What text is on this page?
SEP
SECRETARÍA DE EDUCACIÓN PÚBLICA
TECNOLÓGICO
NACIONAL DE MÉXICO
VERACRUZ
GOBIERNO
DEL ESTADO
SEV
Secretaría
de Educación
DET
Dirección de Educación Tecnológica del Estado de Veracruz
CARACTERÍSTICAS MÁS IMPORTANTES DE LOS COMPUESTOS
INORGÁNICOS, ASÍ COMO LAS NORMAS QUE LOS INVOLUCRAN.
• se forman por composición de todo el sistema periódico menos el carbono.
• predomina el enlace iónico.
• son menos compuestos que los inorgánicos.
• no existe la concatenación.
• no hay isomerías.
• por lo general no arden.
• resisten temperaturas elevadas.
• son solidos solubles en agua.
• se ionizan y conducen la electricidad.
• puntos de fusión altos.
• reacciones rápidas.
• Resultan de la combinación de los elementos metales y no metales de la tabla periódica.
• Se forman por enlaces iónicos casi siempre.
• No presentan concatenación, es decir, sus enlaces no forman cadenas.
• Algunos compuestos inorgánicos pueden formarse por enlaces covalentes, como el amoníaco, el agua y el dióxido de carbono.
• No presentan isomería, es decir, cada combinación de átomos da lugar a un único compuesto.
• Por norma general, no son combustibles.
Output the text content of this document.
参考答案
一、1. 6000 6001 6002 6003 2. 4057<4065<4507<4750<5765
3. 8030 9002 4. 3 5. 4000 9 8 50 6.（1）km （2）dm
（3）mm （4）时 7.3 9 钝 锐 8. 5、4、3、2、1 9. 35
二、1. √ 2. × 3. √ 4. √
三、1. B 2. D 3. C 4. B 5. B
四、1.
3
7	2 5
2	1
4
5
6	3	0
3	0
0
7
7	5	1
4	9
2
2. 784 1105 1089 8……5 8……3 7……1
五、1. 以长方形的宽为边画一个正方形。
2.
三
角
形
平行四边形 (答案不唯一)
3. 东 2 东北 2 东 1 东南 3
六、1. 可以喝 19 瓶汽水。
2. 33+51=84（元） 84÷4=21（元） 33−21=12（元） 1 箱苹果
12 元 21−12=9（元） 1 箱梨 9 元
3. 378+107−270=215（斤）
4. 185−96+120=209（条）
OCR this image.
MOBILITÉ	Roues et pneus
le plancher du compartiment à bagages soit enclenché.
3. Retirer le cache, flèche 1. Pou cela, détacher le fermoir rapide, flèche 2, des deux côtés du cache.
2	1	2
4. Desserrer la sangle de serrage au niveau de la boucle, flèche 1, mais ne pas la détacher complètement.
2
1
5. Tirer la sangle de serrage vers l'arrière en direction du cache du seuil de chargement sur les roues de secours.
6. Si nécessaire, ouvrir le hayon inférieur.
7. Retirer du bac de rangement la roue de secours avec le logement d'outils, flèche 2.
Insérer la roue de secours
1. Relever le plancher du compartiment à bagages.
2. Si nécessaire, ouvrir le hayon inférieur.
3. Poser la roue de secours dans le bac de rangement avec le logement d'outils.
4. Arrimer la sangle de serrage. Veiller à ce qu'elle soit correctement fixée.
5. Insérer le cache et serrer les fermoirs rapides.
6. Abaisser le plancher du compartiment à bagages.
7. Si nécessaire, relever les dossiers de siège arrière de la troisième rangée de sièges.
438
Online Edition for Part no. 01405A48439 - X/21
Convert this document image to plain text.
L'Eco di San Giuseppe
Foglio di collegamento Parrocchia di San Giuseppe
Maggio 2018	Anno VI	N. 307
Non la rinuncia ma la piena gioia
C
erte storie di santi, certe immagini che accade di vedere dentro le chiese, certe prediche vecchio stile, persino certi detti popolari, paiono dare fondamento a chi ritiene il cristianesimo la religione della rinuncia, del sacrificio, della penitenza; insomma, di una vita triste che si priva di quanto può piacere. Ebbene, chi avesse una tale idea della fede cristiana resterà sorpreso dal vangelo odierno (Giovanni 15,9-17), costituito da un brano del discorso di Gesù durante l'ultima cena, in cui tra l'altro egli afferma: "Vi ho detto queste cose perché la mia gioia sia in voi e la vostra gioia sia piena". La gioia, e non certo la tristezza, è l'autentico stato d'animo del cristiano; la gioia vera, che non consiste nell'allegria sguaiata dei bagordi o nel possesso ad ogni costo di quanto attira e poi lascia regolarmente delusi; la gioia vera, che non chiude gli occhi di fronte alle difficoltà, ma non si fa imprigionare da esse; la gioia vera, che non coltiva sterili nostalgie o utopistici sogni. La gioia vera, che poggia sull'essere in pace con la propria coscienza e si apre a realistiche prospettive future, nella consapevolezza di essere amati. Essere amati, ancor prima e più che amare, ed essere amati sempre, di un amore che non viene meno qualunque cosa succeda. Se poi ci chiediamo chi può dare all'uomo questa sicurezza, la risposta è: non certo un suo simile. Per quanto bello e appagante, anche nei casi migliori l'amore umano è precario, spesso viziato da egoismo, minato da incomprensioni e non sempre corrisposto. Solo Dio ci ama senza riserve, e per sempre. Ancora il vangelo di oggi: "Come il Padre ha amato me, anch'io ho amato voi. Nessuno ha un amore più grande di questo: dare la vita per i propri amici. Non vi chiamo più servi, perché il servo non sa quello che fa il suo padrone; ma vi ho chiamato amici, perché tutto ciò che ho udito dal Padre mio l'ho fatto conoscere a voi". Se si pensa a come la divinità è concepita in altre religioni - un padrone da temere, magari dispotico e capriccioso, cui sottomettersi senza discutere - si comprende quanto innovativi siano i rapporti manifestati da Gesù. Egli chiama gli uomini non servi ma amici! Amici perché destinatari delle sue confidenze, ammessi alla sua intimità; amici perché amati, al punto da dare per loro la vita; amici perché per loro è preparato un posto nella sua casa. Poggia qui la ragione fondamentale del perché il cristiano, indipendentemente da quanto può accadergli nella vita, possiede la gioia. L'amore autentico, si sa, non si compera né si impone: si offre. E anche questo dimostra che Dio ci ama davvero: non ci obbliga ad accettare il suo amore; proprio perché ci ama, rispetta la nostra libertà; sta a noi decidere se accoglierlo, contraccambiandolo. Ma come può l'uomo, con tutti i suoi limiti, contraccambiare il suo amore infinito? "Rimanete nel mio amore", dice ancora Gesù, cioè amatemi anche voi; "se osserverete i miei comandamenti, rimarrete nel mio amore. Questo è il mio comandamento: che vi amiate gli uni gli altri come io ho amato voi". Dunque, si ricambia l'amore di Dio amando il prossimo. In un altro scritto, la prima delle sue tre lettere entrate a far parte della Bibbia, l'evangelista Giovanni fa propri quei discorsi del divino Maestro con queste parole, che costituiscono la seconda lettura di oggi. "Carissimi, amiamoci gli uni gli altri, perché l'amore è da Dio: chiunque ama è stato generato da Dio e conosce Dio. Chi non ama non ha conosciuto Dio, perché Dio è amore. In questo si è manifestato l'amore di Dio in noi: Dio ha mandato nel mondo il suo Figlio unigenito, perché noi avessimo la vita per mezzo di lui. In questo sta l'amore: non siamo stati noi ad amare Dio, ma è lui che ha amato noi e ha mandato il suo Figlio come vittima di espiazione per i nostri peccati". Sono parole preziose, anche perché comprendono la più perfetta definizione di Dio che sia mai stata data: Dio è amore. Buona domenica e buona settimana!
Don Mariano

> Exercise objective:
Copy each line of the data that contains the word "general".

> Finished answer:
• por lo general no arden.
• Por norma general, no son combustibles.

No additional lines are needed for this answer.